-- BEGIN Input rows --

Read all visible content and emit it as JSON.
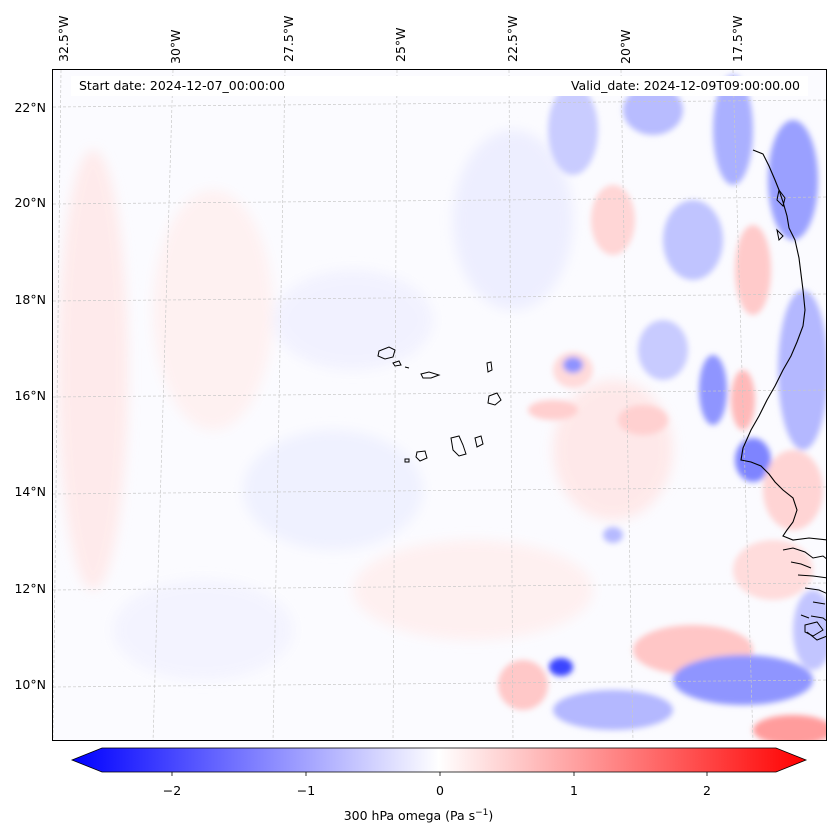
{
  "map": {
    "start_date": "Start date: 2024-12-07_00:00:00",
    "valid_date": "Valid_date: 2024-12-09T09:00:00.00",
    "lon_labels": [
      "32.5°W",
      "30°W",
      "27.5°W",
      "25°W",
      "22.5°W",
      "20°W",
      "17.5°W"
    ],
    "lat_labels": [
      "22°N",
      "20°N",
      "18°N",
      "16°N",
      "14°N",
      "12°N",
      "10°N"
    ],
    "features": [
      "cape-verde-islands",
      "west-africa-coastline"
    ]
  },
  "colorbar": {
    "ticks": [
      "−2",
      "−1",
      "0",
      "1",
      "2"
    ],
    "label_main": "300 hPa omega (Pa s",
    "label_exp": "−1",
    "label_close": ")",
    "range": [
      -2.6,
      2.6
    ],
    "colormap": "bwr",
    "color_min": "#0000ff",
    "color_mid": "#ffffff",
    "color_max": "#ff0000"
  }
}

-- END Input rows --

# [Exercise details]
From start to finish, output the listing exactly, but omit its pictures.

# [Correct output]
Read all visible content and emit it as JSON.
{
  "map": {
    "start_date": "Start date: 2024-12-07_00:00:00",
    "valid_date": "Valid_date: 2024-12-09T09:00:00.00",
    "lon_labels": [
      "32.5°W",
      "30°W",
      "27.5°W",
      "25°W",
      "22.5°W",
      "20°W",
      "17.5°W"
    ],
    "lat_labels": [
      "22°N",
      "20°N",
      "18°N",
      "16°N",
      "14°N",
      "12°N",
      "10°N"
    ],
    "features": [
      "cape-verde-islands",
      "west-africa-coastline"
    ]
  },
  "colorbar": {
    "ticks": [
      "−2",
      "−1",
      "0",
      "1",
      "2"
    ],
    "label_main": "300 hPa omega (Pa s",
    "label_exp": "−1",
    "label_close": ")",
    "range": [
      -2.6,
      2.6
    ],
    "colormap": "bwr",
    "color_min": "#0000ff",
    "color_mid": "#ffffff",
    "color_max": "#ff0000"
  }
}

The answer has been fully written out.